## The exercise
Set down each record exactly as written.

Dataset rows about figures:
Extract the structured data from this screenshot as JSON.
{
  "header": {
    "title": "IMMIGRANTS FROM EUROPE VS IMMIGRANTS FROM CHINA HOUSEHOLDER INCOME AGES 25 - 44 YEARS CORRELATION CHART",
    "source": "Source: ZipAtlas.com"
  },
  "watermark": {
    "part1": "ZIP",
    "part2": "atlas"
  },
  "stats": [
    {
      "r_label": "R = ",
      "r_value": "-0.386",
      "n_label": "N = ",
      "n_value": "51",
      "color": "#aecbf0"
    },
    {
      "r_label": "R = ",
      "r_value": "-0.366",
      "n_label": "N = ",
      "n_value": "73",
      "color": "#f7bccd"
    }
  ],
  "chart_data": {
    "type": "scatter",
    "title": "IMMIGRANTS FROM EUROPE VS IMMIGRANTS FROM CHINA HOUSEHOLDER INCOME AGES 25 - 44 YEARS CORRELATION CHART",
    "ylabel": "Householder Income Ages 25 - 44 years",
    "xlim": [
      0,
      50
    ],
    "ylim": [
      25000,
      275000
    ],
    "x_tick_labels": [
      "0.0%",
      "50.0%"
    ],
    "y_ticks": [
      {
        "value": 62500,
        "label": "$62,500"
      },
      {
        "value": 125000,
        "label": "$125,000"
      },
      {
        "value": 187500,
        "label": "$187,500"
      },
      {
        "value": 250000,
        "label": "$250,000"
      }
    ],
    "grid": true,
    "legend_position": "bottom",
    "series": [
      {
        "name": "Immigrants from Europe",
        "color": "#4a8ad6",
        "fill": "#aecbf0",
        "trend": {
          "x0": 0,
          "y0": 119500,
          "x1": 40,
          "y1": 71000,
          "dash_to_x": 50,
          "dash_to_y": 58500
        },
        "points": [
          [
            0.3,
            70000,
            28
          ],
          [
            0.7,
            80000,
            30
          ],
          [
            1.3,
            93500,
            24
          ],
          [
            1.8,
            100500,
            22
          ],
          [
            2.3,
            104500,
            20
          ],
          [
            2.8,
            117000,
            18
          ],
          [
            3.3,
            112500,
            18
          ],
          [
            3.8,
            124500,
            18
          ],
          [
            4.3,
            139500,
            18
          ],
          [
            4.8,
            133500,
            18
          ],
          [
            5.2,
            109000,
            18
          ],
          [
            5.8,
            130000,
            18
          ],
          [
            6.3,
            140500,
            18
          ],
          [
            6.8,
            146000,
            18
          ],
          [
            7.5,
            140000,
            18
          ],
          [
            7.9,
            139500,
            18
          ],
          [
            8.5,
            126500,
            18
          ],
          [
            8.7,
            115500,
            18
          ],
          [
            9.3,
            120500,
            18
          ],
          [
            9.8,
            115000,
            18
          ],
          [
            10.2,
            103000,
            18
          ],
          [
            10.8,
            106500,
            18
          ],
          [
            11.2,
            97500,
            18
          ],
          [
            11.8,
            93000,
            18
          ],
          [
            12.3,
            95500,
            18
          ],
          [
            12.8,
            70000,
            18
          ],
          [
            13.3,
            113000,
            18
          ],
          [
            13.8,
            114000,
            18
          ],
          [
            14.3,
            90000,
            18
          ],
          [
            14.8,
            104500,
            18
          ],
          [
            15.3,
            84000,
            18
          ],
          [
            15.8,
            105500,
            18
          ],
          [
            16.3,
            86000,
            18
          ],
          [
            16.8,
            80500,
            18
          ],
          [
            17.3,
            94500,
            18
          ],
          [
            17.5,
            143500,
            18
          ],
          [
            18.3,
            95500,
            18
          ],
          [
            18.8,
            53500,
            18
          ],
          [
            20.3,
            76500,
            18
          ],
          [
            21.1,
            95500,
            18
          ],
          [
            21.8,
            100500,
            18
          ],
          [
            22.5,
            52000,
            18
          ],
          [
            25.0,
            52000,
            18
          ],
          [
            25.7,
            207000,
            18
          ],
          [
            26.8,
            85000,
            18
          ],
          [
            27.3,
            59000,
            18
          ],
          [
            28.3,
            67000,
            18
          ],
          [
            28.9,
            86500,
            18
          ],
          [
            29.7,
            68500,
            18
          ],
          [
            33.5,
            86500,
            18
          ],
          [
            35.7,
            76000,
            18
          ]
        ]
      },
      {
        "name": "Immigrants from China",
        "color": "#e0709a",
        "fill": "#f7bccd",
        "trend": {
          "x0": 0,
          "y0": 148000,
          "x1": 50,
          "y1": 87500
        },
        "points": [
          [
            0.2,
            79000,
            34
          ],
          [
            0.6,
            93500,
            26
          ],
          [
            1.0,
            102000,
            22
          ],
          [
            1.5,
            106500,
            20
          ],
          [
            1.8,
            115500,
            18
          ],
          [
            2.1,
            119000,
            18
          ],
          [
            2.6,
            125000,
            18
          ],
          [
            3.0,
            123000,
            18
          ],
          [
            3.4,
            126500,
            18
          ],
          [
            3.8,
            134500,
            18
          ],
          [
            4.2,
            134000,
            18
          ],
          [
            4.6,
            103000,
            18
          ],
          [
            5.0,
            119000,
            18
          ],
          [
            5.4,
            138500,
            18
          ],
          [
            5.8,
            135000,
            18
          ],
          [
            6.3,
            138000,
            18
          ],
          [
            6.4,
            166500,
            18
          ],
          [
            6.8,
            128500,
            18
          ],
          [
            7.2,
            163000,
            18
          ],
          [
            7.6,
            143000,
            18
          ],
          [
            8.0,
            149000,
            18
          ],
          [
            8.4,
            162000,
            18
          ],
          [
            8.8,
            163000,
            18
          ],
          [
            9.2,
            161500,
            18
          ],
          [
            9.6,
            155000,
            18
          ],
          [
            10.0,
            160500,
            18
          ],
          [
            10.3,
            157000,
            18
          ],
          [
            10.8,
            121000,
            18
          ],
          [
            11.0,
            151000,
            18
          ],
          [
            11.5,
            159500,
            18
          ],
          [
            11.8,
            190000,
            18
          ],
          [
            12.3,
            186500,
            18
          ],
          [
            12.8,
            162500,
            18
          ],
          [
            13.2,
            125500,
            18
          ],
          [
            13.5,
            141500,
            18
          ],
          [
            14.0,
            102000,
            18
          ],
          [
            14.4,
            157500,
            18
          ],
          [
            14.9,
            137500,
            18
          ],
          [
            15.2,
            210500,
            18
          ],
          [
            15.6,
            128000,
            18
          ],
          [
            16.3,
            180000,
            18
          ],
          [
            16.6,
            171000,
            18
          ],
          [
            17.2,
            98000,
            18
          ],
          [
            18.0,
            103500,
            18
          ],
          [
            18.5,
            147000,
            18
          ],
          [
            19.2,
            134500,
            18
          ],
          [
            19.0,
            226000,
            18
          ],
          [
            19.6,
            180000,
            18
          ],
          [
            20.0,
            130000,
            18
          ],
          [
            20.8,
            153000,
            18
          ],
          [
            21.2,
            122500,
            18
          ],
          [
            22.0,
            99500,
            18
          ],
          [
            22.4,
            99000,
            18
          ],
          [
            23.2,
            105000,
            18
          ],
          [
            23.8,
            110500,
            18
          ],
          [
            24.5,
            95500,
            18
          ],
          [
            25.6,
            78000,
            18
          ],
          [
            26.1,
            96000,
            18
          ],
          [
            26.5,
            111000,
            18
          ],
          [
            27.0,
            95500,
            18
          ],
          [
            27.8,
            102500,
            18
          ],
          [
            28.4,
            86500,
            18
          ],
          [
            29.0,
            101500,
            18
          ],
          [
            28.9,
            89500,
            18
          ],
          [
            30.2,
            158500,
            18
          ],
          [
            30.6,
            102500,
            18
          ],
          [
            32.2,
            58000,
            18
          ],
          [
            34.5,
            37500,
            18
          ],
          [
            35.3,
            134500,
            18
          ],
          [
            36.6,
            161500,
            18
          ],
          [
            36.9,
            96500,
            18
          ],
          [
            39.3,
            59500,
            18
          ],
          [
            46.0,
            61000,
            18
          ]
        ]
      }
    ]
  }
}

## Solution to the exercise
Extract the structured data from this screenshot as JSON.
{
  "header": {
    "title": "IMMIGRANTS FROM EUROPE VS IMMIGRANTS FROM CHINA HOUSEHOLDER INCOME AGES 25 - 44 YEARS CORRELATION CHART",
    "source": "Source: ZipAtlas.com"
  },
  "watermark": {
    "part1": "ZIP",
    "part2": "atlas"
  },
  "stats": [
    {
      "r_label": "R = ",
      "r_value": "-0.386",
      "n_label": "N = ",
      "n_value": "51",
      "color": "#aecbf0"
    },
    {
      "r_label": "R = ",
      "r_value": "-0.366",
      "n_label": "N = ",
      "n_value": "73",
      "color": "#f7bccd"
    }
  ],
  "chart_data": {
    "type": "scatter",
    "title": "IMMIGRANTS FROM EUROPE VS IMMIGRANTS FROM CHINA HOUSEHOLDER INCOME AGES 25 - 44 YEARS CORRELATION CHART",
    "ylabel": "Householder Income Ages 25 - 44 years",
    "xlim": [
      0,
      50
    ],
    "ylim": [
      25000,
      275000
    ],
    "x_tick_labels": [
      "0.0%",
      "50.0%"
    ],
    "y_ticks": [
      {
        "value": 62500,
        "label": "$62,500"
      },
      {
        "value": 125000,
        "label": "$125,000"
      },
      {
        "value": 187500,
        "label": "$187,500"
      },
      {
        "value": 250000,
        "label": "$250,000"
      }
    ],
    "grid": true,
    "legend_position": "bottom",
    "series": [
      {
        "name": "Immigrants from Europe",
        "color": "#4a8ad6",
        "fill": "#aecbf0",
        "trend": {
          "x0": 0,
          "y0": 119500,
          "x1": 40,
          "y1": 71000,
          "dash_to_x": 50,
          "dash_to_y": 58500
        },
        "points": [
          [
            0.3,
            70000,
            28
          ],
          [
            0.7,
            80000,
            30
          ],
          [
            1.3,
            93500,
            24
          ],
          [
            1.8,
            100500,
            22
          ],
          [
            2.3,
            104500,
            20
          ],
          [
            2.8,
            117000,
            18
          ],
          [
            3.3,
            112500,
            18
          ],
          [
            3.8,
            124500,
            18
          ],
          [
            4.3,
            139500,
            18
          ],
          [
            4.8,
            133500,
            18
          ],
          [
            5.2,
            109000,
            18
          ],
          [
            5.8,
            130000,
            18
          ],
          [
            6.3,
            140500,
            18
          ],
          [
            6.8,
            146000,
            18
          ],
          [
            7.5,
            140000,
            18
          ],
          [
            7.9,
            139500,
            18
          ],
          [
            8.5,
            126500,
            18
          ],
          [
            8.7,
            115500,
            18
          ],
          [
            9.3,
            120500,
            18
          ],
          [
            9.8,
            115000,
            18
          ],
          [
            10.2,
            103000,
            18
          ],
          [
            10.8,
            106500,
            18
          ],
          [
            11.2,
            97500,
            18
          ],
          [
            11.8,
            93000,
            18
          ],
          [
            12.3,
            95500,
            18
          ],
          [
            12.8,
            70000,
            18
          ],
          [
            13.3,
            113000,
            18
          ],
          [
            13.8,
            114000,
            18
          ],
          [
            14.3,
            90000,
            18
          ],
          [
            14.8,
            104500,
            18
          ],
          [
            15.3,
            84000,
            18
          ],
          [
            15.8,
            105500,
            18
          ],
          [
            16.3,
            86000,
            18
          ],
          [
            16.8,
            80500,
            18
          ],
          [
            17.3,
            94500,
            18
          ],
          [
            17.5,
            143500,
            18
          ],
          [
            18.3,
            95500,
            18
          ],
          [
            18.8,
            53500,
            18
          ],
          [
            20.3,
            76500,
            18
          ],
          [
            21.1,
            95500,
            18
          ],
          [
            21.8,
            100500,
            18
          ],
          [
            22.5,
            52000,
            18
          ],
          [
            25.0,
            52000,
            18
          ],
          [
            25.7,
            207000,
            18
          ],
          [
            26.8,
            85000,
            18
          ],
          [
            27.3,
            59000,
            18
          ],
          [
            28.3,
            67000,
            18
          ],
          [
            28.9,
            86500,
            18
          ],
          [
            29.7,
            68500,
            18
          ],
          [
            33.5,
            86500,
            18
          ],
          [
            35.7,
            76000,
            18
          ]
        ]
      },
      {
        "name": "Immigrants from China",
        "color": "#e0709a",
        "fill": "#f7bccd",
        "trend": {
          "x0": 0,
          "y0": 148000,
          "x1": 50,
          "y1": 87500
        },
        "points": [
          [
            0.2,
            79000,
            34
          ],
          [
            0.6,
            93500,
            26
          ],
          [
            1.0,
            102000,
            22
          ],
          [
            1.5,
            106500,
            20
          ],
          [
            1.8,
            115500,
            18
          ],
          [
            2.1,
            119000,
            18
          ],
          [
            2.6,
            125000,
            18
          ],
          [
            3.0,
            123000,
            18
          ],
          [
            3.4,
            126500,
            18
          ],
          [
            3.8,
            134500,
            18
          ],
          [
            4.2,
            134000,
            18
          ],
          [
            4.6,
            103000,
            18
          ],
          [
            5.0,
            119000,
            18
          ],
          [
            5.4,
            138500,
            18
          ],
          [
            5.8,
            135000,
            18
          ],
          [
            6.3,
            138000,
            18
          ],
          [
            6.4,
            166500,
            18
          ],
          [
            6.8,
            128500,
            18
          ],
          [
            7.2,
            163000,
            18
          ],
          [
            7.6,
            143000,
            18
          ],
          [
            8.0,
            149000,
            18
          ],
          [
            8.4,
            162000,
            18
          ],
          [
            8.8,
            163000,
            18
          ],
          [
            9.2,
            161500,
            18
          ],
          [
            9.6,
            155000,
            18
          ],
          [
            10.0,
            160500,
            18
          ],
          [
            10.3,
            157000,
            18
          ],
          [
            10.8,
            121000,
            18
          ],
          [
            11.0,
            151000,
            18
          ],
          [
            11.5,
            159500,
            18
          ],
          [
            11.8,
            190000,
            18
          ],
          [
            12.3,
            186500,
            18
          ],
          [
            12.8,
            162500,
            18
          ],
          [
            13.2,
            125500,
            18
          ],
          [
            13.5,
            141500,
            18
          ],
          [
            14.0,
            102000,
            18
          ],
          [
            14.4,
            157500,
            18
          ],
          [
            14.9,
            137500,
            18
          ],
          [
            15.2,
            210500,
            18
          ],
          [
            15.6,
            128000,
            18
          ],
          [
            16.3,
            180000,
            18
          ],
          [
            16.6,
            171000,
            18
          ],
          [
            17.2,
            98000,
            18
          ],
          [
            18.0,
            103500,
            18
          ],
          [
            18.5,
            147000,
            18
          ],
          [
            19.2,
            134500,
            18
          ],
          [
            19.0,
            226000,
            18
          ],
          [
            19.6,
            180000,
            18
          ],
          [
            20.0,
            130000,
            18
          ],
          [
            20.8,
            153000,
            18
          ],
          [
            21.2,
            122500,
            18
          ],
          [
            22.0,
            99500,
            18
          ],
          [
            22.4,
            99000,
            18
          ],
          [
            23.2,
            105000,
            18
          ],
          [
            23.8,
            110500,
            18
          ],
          [
            24.5,
            95500,
            18
          ],
          [
            25.6,
            78000,
            18
          ],
          [
            26.1,
            96000,
            18
          ],
          [
            26.5,
            111000,
            18
          ],
          [
            27.0,
            95500,
            18
          ],
          [
            27.8,
            102500,
            18
          ],
          [
            28.4,
            86500,
            18
          ],
          [
            29.0,
            101500,
            18
          ],
          [
            28.9,
            89500,
            18
          ],
          [
            30.2,
            158500,
            18
          ],
          [
            30.6,
            102500,
            18
          ],
          [
            32.2,
            58000,
            18
          ],
          [
            34.5,
            37500,
            18
          ],
          [
            35.3,
            134500,
            18
          ],
          [
            36.6,
            161500,
            18
          ],
          [
            36.9,
            96500,
            18
          ],
          [
            39.3,
            59500,
            18
          ],
          [
            46.0,
            61000,
            18
          ]
        ]
      }
    ]
  }
}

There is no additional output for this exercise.